INSTRUCTIONS FOR THE TASK → Identify and reproduce every line holding the string "JSON".

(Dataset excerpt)
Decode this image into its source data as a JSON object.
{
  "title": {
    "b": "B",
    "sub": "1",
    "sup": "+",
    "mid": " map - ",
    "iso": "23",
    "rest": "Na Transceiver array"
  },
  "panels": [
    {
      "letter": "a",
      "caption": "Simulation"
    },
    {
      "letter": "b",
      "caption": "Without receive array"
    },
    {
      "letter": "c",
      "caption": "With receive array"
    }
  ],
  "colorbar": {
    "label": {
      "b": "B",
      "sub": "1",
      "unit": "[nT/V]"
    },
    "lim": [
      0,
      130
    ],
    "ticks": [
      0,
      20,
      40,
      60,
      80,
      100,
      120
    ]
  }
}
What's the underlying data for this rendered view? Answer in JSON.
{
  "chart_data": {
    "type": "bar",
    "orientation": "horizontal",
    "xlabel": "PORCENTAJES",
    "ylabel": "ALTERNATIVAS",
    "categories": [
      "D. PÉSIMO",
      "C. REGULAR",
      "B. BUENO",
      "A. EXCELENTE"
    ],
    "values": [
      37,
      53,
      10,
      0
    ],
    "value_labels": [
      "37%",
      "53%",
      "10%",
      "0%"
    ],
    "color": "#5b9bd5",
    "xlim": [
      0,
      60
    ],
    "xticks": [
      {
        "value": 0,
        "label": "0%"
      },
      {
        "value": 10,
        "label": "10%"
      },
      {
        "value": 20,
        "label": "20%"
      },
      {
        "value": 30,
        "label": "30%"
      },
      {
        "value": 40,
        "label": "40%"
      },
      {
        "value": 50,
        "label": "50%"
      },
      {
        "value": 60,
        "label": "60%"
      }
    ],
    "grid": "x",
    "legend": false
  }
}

---

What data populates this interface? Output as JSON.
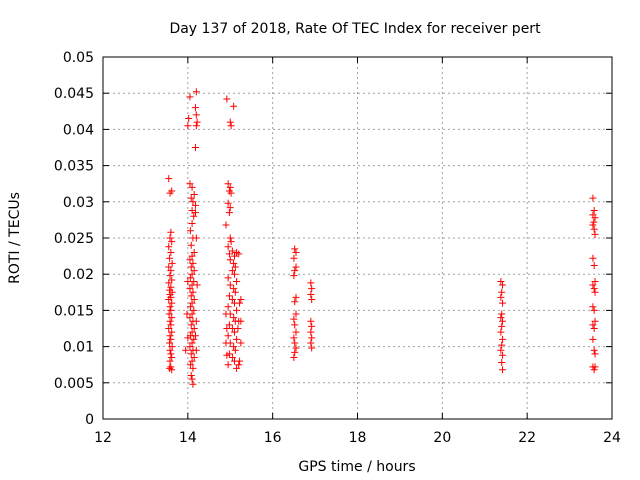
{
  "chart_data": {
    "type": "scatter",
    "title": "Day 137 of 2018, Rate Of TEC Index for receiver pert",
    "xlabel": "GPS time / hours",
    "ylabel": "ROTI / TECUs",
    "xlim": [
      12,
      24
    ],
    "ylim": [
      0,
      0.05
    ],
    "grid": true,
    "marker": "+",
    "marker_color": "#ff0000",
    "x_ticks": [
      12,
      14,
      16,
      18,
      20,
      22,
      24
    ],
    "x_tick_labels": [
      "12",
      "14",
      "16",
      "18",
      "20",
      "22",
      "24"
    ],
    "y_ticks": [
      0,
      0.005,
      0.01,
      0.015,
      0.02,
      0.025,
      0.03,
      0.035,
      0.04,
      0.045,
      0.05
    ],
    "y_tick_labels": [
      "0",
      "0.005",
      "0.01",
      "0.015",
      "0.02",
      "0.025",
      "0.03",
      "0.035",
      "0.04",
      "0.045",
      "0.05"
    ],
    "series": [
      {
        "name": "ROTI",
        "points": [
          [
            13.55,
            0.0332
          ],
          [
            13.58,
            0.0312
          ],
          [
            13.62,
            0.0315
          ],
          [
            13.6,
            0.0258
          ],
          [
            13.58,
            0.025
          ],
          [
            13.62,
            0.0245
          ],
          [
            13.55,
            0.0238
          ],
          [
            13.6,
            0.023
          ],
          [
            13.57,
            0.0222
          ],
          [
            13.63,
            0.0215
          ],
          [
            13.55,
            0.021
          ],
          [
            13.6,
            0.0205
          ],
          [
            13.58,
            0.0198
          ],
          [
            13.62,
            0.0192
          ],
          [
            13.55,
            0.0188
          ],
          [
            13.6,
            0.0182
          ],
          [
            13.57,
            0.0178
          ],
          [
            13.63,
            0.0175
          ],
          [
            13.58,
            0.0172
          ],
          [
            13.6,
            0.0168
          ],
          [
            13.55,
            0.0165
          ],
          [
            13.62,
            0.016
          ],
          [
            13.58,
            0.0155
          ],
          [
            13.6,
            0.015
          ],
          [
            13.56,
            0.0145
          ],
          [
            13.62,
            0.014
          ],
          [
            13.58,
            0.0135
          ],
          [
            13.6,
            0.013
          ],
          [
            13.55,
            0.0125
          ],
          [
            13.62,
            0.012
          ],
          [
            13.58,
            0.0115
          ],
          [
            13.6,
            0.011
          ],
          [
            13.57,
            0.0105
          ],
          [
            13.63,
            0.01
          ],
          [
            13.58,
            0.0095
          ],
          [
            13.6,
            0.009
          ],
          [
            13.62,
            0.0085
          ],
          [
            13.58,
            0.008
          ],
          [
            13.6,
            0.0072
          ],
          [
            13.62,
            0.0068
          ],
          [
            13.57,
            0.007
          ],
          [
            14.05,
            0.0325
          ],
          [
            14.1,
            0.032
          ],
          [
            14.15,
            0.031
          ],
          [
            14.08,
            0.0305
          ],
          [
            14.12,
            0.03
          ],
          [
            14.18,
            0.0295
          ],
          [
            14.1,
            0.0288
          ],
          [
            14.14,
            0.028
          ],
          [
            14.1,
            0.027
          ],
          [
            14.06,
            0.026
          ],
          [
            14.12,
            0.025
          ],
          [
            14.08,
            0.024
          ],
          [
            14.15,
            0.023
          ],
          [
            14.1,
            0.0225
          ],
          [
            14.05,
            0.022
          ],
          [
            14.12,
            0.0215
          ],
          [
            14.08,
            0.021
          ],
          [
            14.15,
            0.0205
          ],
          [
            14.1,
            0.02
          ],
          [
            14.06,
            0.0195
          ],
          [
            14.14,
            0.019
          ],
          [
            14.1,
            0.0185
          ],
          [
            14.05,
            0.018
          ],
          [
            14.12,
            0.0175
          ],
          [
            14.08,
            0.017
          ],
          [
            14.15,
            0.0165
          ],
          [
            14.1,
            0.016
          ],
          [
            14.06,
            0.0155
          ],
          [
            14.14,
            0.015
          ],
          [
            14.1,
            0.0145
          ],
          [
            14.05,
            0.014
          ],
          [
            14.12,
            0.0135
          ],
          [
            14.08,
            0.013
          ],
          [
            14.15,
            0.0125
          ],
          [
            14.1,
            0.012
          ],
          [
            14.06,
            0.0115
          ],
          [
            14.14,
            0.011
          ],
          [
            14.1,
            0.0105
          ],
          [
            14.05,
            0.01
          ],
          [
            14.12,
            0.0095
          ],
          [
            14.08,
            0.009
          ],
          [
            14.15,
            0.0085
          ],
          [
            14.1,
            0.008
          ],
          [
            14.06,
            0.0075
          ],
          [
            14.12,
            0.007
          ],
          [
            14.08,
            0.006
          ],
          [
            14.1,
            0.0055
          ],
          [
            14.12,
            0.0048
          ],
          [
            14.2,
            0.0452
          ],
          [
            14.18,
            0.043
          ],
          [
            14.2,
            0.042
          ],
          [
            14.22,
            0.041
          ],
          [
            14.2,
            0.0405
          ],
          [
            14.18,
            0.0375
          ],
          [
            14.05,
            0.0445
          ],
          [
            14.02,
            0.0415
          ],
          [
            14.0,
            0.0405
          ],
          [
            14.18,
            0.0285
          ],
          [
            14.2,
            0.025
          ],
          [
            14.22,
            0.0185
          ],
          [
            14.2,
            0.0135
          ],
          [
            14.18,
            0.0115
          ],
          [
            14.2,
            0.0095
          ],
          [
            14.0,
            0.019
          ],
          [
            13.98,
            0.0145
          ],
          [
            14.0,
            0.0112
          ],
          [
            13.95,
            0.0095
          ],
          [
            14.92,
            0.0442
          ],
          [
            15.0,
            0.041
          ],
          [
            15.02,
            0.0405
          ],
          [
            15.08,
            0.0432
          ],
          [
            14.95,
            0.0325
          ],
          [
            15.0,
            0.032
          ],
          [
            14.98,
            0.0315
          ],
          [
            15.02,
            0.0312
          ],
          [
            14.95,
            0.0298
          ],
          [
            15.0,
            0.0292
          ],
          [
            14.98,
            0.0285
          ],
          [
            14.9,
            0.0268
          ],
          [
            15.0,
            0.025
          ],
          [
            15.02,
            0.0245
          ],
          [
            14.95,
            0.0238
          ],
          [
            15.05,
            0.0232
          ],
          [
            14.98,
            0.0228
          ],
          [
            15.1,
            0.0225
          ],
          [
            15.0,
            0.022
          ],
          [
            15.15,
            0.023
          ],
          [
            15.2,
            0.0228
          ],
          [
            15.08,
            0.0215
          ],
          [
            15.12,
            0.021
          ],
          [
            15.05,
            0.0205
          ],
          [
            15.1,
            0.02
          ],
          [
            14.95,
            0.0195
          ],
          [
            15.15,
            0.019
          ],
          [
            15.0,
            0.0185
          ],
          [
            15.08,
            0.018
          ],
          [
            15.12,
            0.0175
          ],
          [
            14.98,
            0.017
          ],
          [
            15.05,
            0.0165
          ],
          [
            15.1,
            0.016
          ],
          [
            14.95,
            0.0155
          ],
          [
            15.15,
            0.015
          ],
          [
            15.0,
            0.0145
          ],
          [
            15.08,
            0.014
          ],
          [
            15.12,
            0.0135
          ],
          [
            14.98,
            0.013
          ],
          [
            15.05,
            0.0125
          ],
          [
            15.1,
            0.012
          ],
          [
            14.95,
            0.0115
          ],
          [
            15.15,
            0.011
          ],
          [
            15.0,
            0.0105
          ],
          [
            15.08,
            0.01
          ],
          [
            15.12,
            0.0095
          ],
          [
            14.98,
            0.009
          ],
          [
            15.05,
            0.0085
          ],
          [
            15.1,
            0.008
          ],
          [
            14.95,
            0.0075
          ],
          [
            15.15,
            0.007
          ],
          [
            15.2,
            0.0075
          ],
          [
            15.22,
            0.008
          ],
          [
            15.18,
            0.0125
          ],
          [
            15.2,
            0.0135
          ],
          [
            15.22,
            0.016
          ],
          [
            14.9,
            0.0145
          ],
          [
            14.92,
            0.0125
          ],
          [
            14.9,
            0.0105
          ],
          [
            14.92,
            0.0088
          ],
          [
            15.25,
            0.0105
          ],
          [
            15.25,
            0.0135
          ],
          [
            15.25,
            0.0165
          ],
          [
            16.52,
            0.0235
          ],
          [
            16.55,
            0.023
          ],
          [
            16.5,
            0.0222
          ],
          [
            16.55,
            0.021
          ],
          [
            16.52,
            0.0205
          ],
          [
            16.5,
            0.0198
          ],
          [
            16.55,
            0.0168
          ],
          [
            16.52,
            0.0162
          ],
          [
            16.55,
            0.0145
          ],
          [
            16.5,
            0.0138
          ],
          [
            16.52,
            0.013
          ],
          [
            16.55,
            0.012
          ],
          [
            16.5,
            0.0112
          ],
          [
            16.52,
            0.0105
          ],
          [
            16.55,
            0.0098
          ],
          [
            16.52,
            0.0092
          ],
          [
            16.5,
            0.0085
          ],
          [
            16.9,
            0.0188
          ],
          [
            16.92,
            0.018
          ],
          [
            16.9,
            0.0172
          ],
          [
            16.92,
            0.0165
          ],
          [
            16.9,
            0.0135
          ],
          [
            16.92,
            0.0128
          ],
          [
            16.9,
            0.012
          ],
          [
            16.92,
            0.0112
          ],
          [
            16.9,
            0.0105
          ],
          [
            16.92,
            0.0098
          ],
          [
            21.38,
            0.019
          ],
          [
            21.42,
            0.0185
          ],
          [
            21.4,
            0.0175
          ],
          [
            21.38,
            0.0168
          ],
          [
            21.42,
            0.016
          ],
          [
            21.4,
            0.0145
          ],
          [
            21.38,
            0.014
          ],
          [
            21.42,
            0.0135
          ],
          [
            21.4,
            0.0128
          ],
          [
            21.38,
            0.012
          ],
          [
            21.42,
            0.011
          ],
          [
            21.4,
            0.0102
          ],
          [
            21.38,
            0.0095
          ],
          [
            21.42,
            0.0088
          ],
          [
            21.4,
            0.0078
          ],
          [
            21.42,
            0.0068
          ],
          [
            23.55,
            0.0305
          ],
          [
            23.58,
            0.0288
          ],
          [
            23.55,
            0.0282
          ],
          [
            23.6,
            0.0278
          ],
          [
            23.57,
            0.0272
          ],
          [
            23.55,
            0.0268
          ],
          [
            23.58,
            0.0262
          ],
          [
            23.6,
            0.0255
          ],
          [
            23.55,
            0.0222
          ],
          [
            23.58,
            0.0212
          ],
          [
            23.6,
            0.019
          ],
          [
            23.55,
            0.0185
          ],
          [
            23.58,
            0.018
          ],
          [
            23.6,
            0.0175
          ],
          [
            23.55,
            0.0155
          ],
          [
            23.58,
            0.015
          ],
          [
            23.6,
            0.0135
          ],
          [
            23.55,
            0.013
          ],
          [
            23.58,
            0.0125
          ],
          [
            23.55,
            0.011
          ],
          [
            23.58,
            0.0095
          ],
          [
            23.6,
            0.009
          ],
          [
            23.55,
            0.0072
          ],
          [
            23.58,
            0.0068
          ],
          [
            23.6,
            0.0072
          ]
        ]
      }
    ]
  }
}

RESPONSE →
Decode this image into its source data as a JSON object.
What's the underlying data for this rendered view? Answer in JSON.
What data populates this interface? Output as JSON.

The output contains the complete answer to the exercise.